**** Given passage ****

DOUBT: A PARABLE. To 12 January.

London.

DOUBT: A PARABLE
by John Patrick Shanley.

Tricycle Theatre To 12 January 2008.
Mon-Sat 8pm Mat Sat 4pm & 5, 12 Dec, 9 Jan 2pm.
BSL Signed 13 Dec.
Runs 1hr 25min No interval.

TICKETS: 020 7328 1000.
www.tricycle.co.uk
Review: Timothy Ramsden 26 November.

Sister Aloysius gets it right?
Doubt starts with a sermon, among the most doubt-free forms of discourse. It’s delivered by Father Flynn, a photogenic young Catholic priest in the Bronx, 1964. The Catholic school presided over by Sister Aloysius is perhaps just beginning to see a newer world in its young teacher Sister James. But Aloysius is intent on knocking anything like enthusiasm out of her. Music and drama are barely tolerated, even history mustn’t become too interesting.

In any popularity stake Flynn, who doubles religious instruction with basketball training at the school, would knock the older woman out of court. But. But. She understands this traditional world, which forms a refuge from bullying for its first Black pupil.

**** Data extract ****

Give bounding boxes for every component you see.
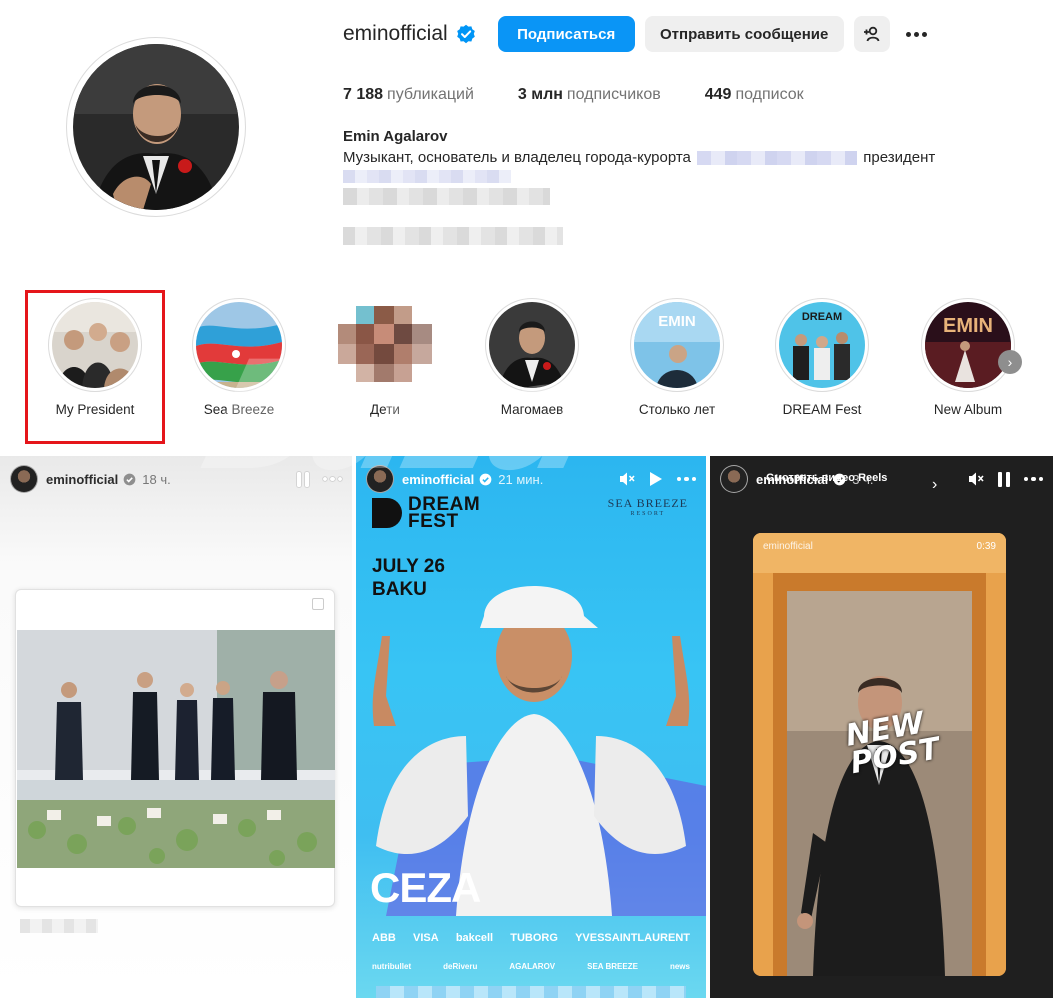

****

> _What to work on_:
Pick up the review of Doubt: A Parable after its final sentence and write what comes next. The data here isn't needed.

> _Solved problem_:
There may be little sympathy in her manner (and that little judiciously provided by Dearbhla Molloy’s finely-judged performance) towards her young colleague, new to a mixed school, but she acknowledges Sister James’ good qualities as a teacher while giving her stern advice.

And she can smell a rat, as she does with Flynn. Aloysius may be nasty, but she’s shrewd. And she’s so sure-seeming, until the very last line, that she’ll employ a lie to find the truth (as she says, facing evil means moving away from God). Flynn may be, in every sense, nicely convincing. But stories emerging in recent years about some priests and some pupils in US Catholic schools of the era, suggest darker possibilities.

Sister Aloysius increasingly becomes, if not a caped, then a wimpled crusader, up against establishment complacency and, more surprisingly, the unconcern of the boy’s mother. She just wants her son to gain a High School place, while the lad himself seems most concerned at being denied the status of Altar-boy for Flynn’s religious services.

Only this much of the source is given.